Records for this exercise:

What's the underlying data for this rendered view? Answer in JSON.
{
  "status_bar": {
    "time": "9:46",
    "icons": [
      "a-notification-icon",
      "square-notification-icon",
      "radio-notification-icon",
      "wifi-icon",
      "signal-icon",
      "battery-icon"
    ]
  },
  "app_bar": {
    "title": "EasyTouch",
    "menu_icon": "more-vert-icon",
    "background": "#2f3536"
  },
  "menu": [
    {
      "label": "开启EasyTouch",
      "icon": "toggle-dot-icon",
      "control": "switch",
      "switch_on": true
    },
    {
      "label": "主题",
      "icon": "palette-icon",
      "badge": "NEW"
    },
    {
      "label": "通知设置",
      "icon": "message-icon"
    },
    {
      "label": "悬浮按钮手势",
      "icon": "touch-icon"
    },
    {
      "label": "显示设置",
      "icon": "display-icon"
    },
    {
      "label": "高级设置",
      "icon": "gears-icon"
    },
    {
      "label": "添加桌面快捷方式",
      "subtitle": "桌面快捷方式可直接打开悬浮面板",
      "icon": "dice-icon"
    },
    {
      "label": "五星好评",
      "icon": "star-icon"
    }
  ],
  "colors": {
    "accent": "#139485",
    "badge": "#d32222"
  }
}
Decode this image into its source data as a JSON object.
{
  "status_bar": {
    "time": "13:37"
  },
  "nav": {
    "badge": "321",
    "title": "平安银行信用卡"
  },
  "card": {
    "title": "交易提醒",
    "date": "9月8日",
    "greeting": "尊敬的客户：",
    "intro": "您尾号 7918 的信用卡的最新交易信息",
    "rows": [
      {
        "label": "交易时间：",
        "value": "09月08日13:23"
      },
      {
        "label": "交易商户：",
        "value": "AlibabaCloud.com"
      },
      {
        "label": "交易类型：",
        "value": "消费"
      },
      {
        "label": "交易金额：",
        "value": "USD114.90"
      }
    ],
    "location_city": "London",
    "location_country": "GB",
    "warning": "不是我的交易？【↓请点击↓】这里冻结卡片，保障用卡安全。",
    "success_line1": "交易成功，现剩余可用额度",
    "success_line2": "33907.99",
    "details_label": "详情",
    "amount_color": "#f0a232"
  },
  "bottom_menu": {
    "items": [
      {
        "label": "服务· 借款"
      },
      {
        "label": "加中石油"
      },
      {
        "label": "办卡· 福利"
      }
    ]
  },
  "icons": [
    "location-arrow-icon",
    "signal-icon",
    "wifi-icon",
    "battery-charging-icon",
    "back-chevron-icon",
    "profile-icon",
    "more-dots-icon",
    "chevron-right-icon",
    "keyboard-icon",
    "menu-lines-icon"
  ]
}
...
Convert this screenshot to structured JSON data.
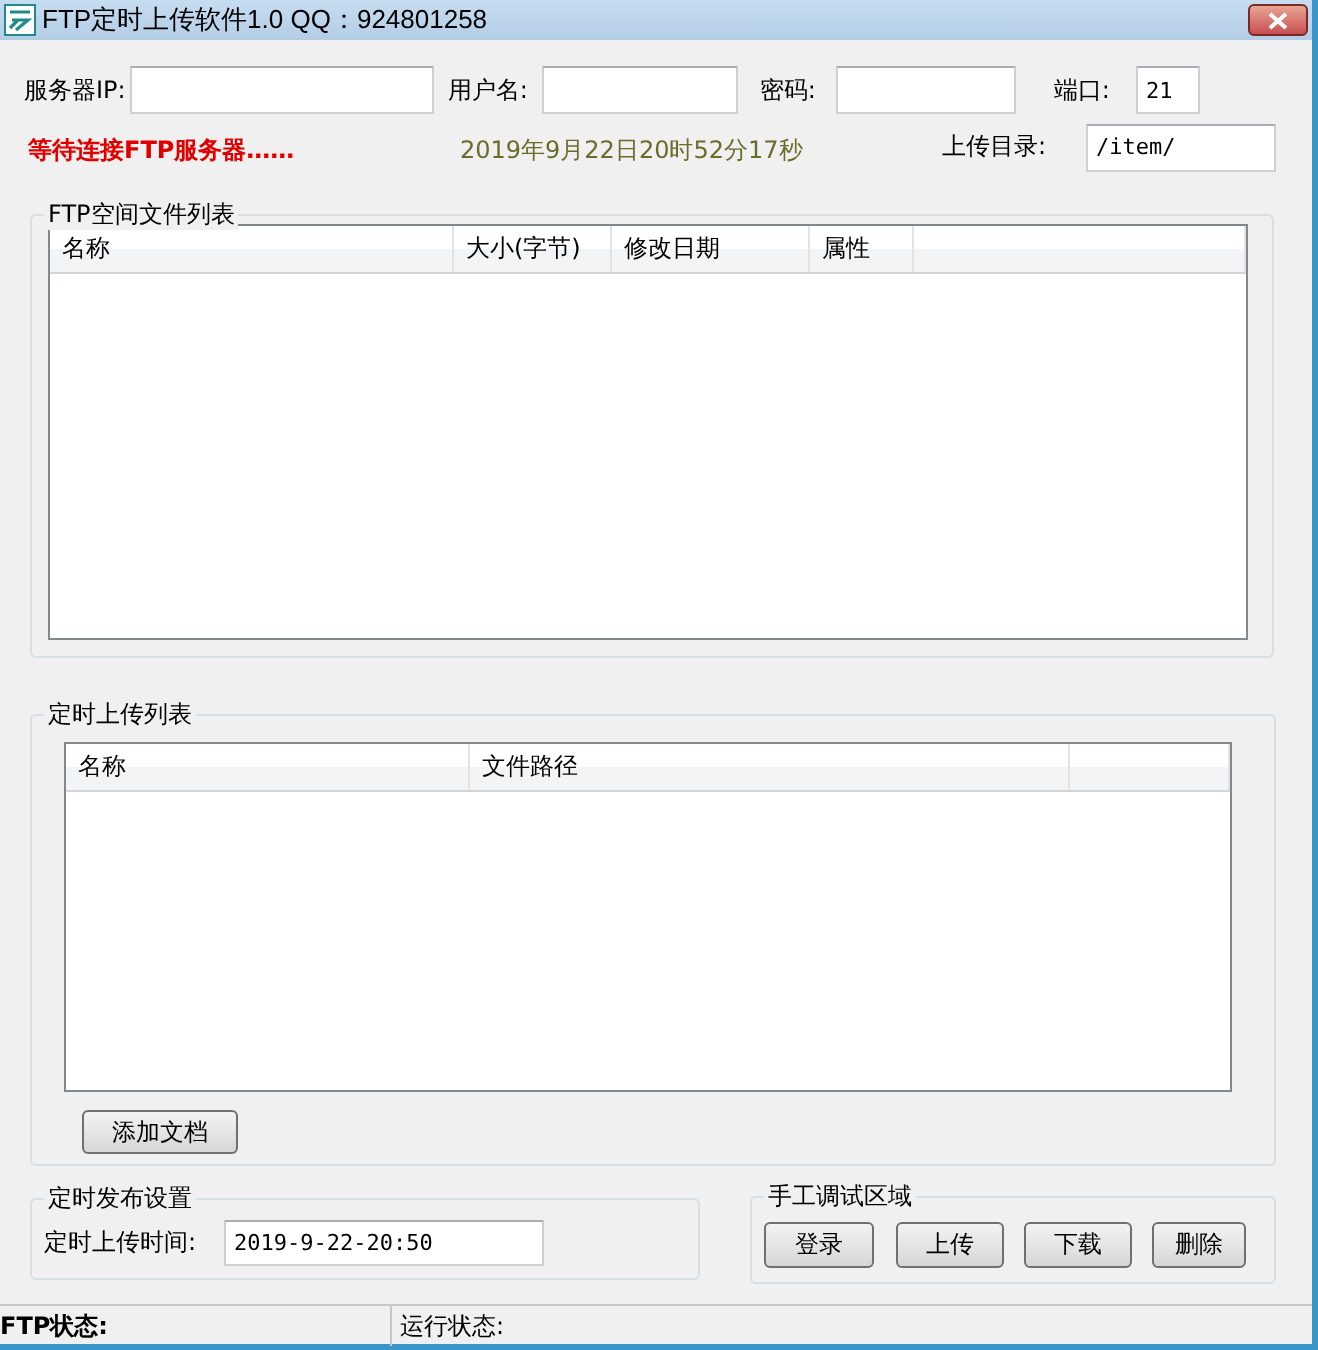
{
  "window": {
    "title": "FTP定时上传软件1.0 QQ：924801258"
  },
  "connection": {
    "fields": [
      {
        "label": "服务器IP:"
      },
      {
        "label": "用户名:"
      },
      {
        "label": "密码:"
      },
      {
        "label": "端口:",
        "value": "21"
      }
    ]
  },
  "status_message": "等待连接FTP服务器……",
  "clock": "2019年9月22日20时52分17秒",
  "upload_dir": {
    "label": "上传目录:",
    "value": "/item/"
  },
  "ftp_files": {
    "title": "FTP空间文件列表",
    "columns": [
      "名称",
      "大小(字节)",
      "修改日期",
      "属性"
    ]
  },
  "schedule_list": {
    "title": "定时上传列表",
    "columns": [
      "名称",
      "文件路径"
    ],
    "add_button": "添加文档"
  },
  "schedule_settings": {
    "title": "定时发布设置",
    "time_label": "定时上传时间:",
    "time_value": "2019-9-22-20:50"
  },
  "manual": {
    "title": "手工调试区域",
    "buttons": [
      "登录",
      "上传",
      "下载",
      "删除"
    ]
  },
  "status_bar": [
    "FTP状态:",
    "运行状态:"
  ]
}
...
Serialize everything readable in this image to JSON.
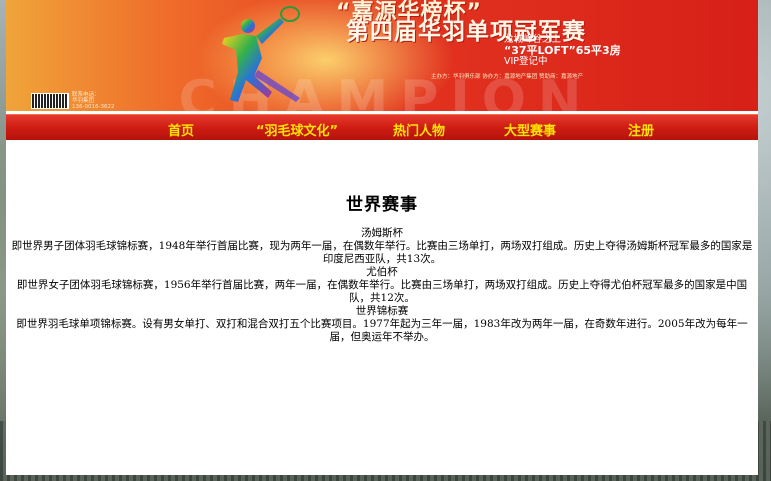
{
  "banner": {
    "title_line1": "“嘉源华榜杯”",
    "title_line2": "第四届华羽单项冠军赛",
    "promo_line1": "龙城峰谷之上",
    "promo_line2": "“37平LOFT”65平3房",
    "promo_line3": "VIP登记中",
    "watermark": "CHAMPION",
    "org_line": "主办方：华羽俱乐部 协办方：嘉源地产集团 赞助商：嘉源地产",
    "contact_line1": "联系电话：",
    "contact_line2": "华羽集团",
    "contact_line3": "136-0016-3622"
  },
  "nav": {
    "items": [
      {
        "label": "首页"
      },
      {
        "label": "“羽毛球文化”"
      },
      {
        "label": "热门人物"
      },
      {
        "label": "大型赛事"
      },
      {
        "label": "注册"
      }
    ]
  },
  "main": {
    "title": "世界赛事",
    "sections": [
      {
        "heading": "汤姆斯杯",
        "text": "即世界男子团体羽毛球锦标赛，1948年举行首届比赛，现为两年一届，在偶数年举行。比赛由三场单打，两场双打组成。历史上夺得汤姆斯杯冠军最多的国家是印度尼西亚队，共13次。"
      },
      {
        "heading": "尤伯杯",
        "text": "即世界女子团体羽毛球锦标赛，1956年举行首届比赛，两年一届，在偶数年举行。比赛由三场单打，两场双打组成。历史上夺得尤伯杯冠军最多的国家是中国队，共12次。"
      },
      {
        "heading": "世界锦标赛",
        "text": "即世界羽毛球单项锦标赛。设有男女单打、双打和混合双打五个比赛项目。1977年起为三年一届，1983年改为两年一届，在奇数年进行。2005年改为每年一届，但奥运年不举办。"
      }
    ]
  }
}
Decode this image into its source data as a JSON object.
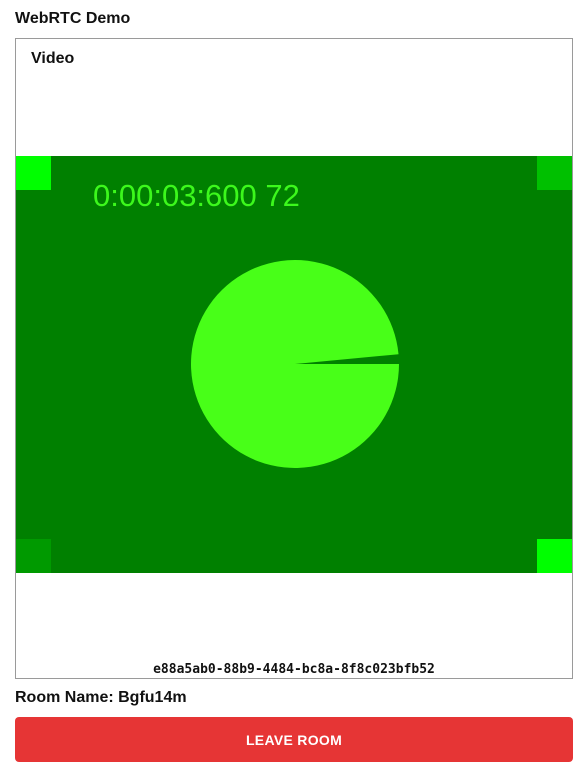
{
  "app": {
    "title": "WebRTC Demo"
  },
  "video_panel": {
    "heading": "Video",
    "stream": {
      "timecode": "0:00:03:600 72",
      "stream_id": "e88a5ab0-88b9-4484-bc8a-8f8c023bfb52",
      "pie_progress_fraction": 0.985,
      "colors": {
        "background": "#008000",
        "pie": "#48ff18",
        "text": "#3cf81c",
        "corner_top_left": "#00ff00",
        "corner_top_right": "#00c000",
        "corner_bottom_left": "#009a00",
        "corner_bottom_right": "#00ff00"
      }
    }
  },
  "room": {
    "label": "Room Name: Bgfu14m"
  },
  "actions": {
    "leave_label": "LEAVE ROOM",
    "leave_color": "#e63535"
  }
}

What the task requires: Scan the material above for the string "JSON" and return the lines that hold it.

Response for this exercise:
What's the underlying data for this rendered view? Answer in JSON.
Decode this image into its source data as a JSON object.
Convert this screenshot to structured JSON data.
Serialize everything readable in this image to JSON.
Decode this image into its source data as a JSON object.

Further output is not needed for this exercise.